**The task:** Count how many lines of the material contain the string "Contains", then give that number and nothing more.

::: Input

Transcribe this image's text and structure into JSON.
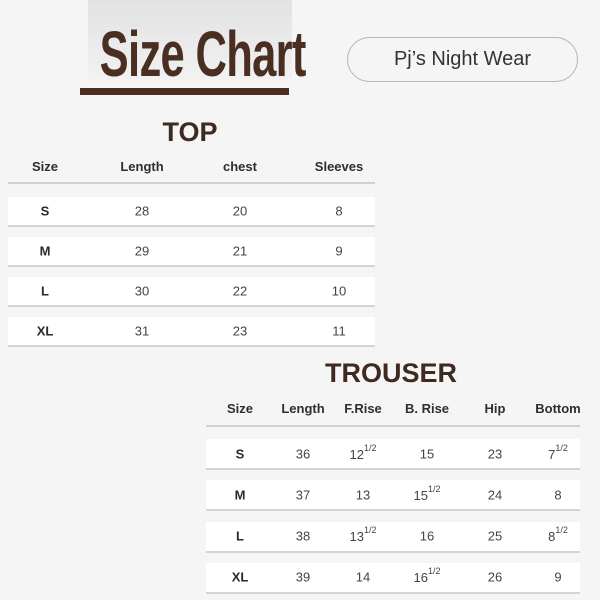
{
  "header": {
    "title": "Size Chart",
    "badge": "Pj’s Night Wear"
  },
  "colors": {
    "brand": "#4a2e22",
    "background": "#f5f5f5"
  },
  "top": {
    "heading": "TOP",
    "columns": [
      "Size",
      "Length",
      "chest",
      "Sleeves"
    ],
    "rows": [
      [
        "S",
        "28",
        "20",
        "8"
      ],
      [
        "M",
        "29",
        "21",
        "9"
      ],
      [
        "L",
        "30",
        "22",
        "10"
      ],
      [
        "XL",
        "31",
        "23",
        "11"
      ]
    ]
  },
  "trouser": {
    "heading": "TROUSER",
    "columns": [
      "Size",
      "Length",
      "F.Rise",
      "B. Rise",
      "Hip",
      "Bottom"
    ],
    "rows": [
      [
        {
          "v": "S"
        },
        {
          "v": "36"
        },
        {
          "v": "12",
          "f": "1/2"
        },
        {
          "v": "15"
        },
        {
          "v": "23"
        },
        {
          "v": "7",
          "f": "1/2"
        }
      ],
      [
        {
          "v": "M"
        },
        {
          "v": "37"
        },
        {
          "v": "13"
        },
        {
          "v": "15",
          "f": "1/2"
        },
        {
          "v": "24"
        },
        {
          "v": "8"
        }
      ],
      [
        {
          "v": "L"
        },
        {
          "v": "38"
        },
        {
          "v": "13",
          "f": "1/2"
        },
        {
          "v": "16"
        },
        {
          "v": "25"
        },
        {
          "v": "8",
          "f": "1/2"
        }
      ],
      [
        {
          "v": "XL"
        },
        {
          "v": "39"
        },
        {
          "v": "14"
        },
        {
          "v": "16",
          "f": "1/2"
        },
        {
          "v": "26"
        },
        {
          "v": "9"
        }
      ]
    ]
  }
}
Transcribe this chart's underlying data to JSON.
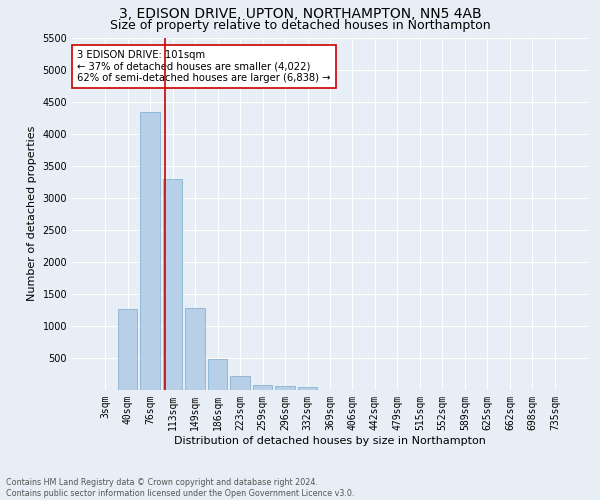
{
  "title": "3, EDISON DRIVE, UPTON, NORTHAMPTON, NN5 4AB",
  "subtitle": "Size of property relative to detached houses in Northampton",
  "xlabel": "Distribution of detached houses by size in Northampton",
  "ylabel": "Number of detached properties",
  "footnote1": "Contains HM Land Registry data © Crown copyright and database right 2024.",
  "footnote2": "Contains public sector information licensed under the Open Government Licence v3.0.",
  "bar_labels": [
    "3sqm",
    "40sqm",
    "76sqm",
    "113sqm",
    "149sqm",
    "186sqm",
    "223sqm",
    "259sqm",
    "296sqm",
    "332sqm",
    "369sqm",
    "406sqm",
    "442sqm",
    "479sqm",
    "515sqm",
    "552sqm",
    "589sqm",
    "625sqm",
    "662sqm",
    "698sqm",
    "735sqm"
  ],
  "bar_values": [
    0,
    1270,
    4330,
    3300,
    1280,
    490,
    215,
    80,
    55,
    40,
    0,
    0,
    0,
    0,
    0,
    0,
    0,
    0,
    0,
    0,
    0
  ],
  "bar_color": "#b8cfe8",
  "bar_edge_color": "#7aaad0",
  "vline_color": "#cc0000",
  "annotation_text": "3 EDISON DRIVE: 101sqm\n← 37% of detached houses are smaller (4,022)\n62% of semi-detached houses are larger (6,838) →",
  "annotation_box_color": "white",
  "annotation_box_edge": "#cc0000",
  "ylim": [
    0,
    5500
  ],
  "yticks": [
    0,
    500,
    1000,
    1500,
    2000,
    2500,
    3000,
    3500,
    4000,
    4500,
    5000,
    5500
  ],
  "bg_color": "#e8eef5",
  "plot_bg_color": "#e8eef5",
  "title_fontsize": 10,
  "subtitle_fontsize": 9,
  "axis_label_fontsize": 8,
  "tick_fontsize": 7
}
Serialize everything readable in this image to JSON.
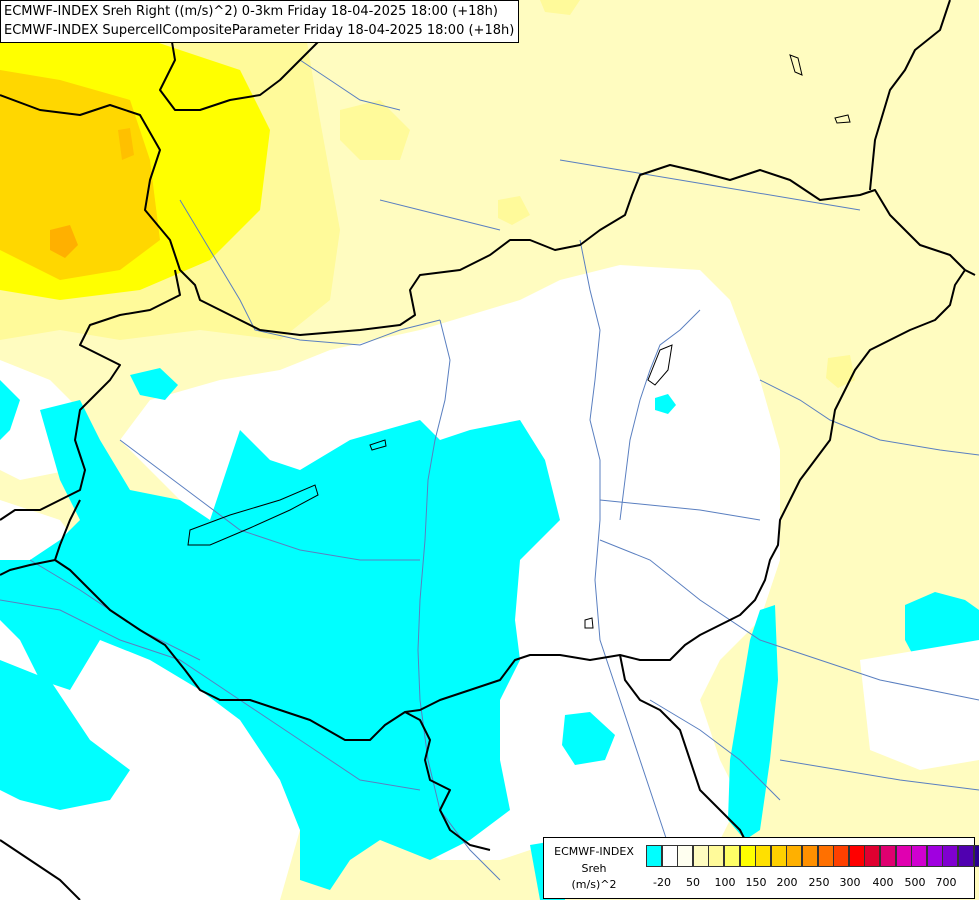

::::::

**Result for this exercise:** 2